DATA SUPPLIED:
-- BEGIN --

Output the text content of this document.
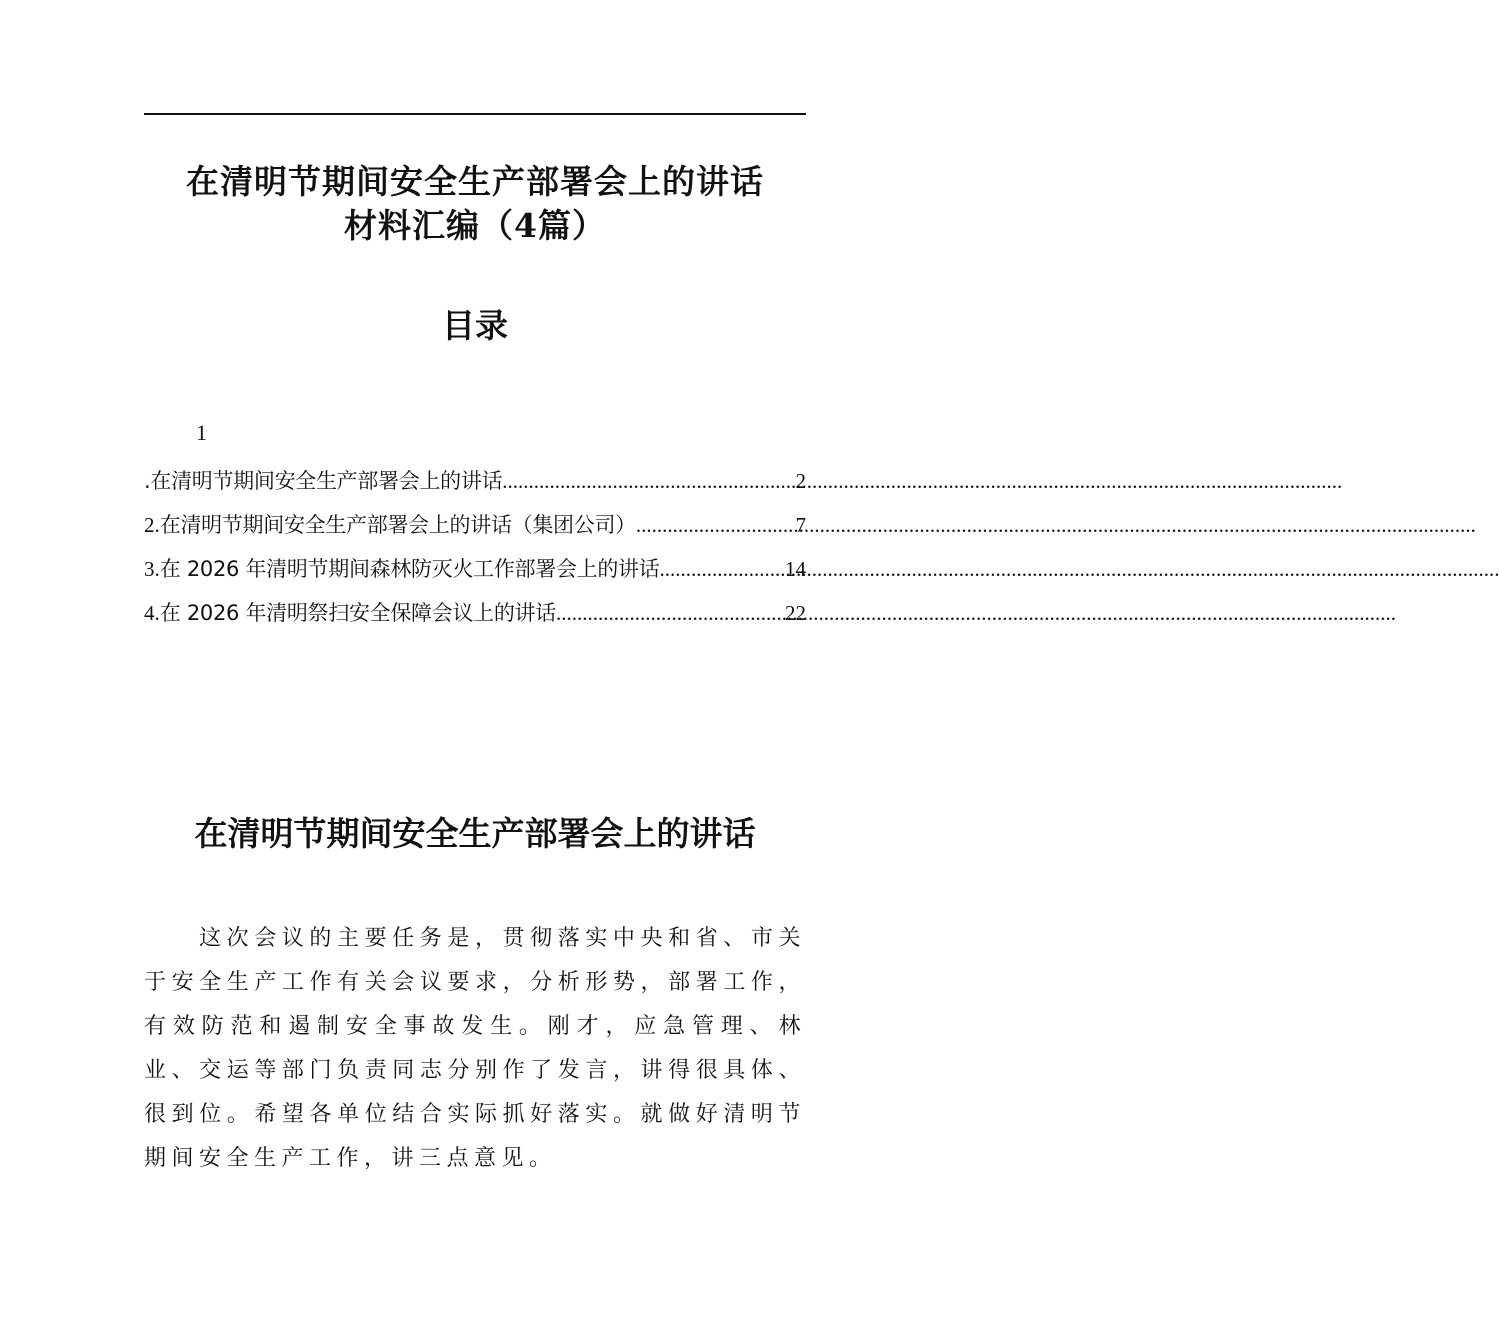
在清明节期间安全生产部署会上的讲话
材料汇编（4篇）
目录
1
.在清明节期间安全生产部署会上的讲话 .....	2
2. 在清明节期间安全生产部署会上的讲话（集团公司） .....	7
3. 在 2026 年清明节期间森林防灭火工作部署会上的讲话 .....	14
4. 在 2026 年清明祭扫安全保障会议上的讲话 .....	22
在清明节期间安全生产部署会上的讲话
这次会议的主要任务是，贯彻落实中央和省、市关于安全生产工作有关会议要求，分析形势，部署工作，有效防范和遏制安全事故发生。刚才，应急管理、林业、交运等部门负责同志分别作了发言，讲得很具体、很到位。希望各单位结合实际抓好落实。就做好清明节期间安全生产工作，讲三点意见。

-- END --

DO THIS:
Look over the listing above. Pick out and copy every line that includes "在清明节期间安全生产部署会上的讲话".

EXERCISE RESPONSE:
在清明节期间安全生产部署会上的讲话
.在清明节期间安全生产部署会上的讲话 .....	2
2. 在清明节期间安全生产部署会上的讲话（集团公司） .....	7
在清明节期间安全生产部署会上的讲话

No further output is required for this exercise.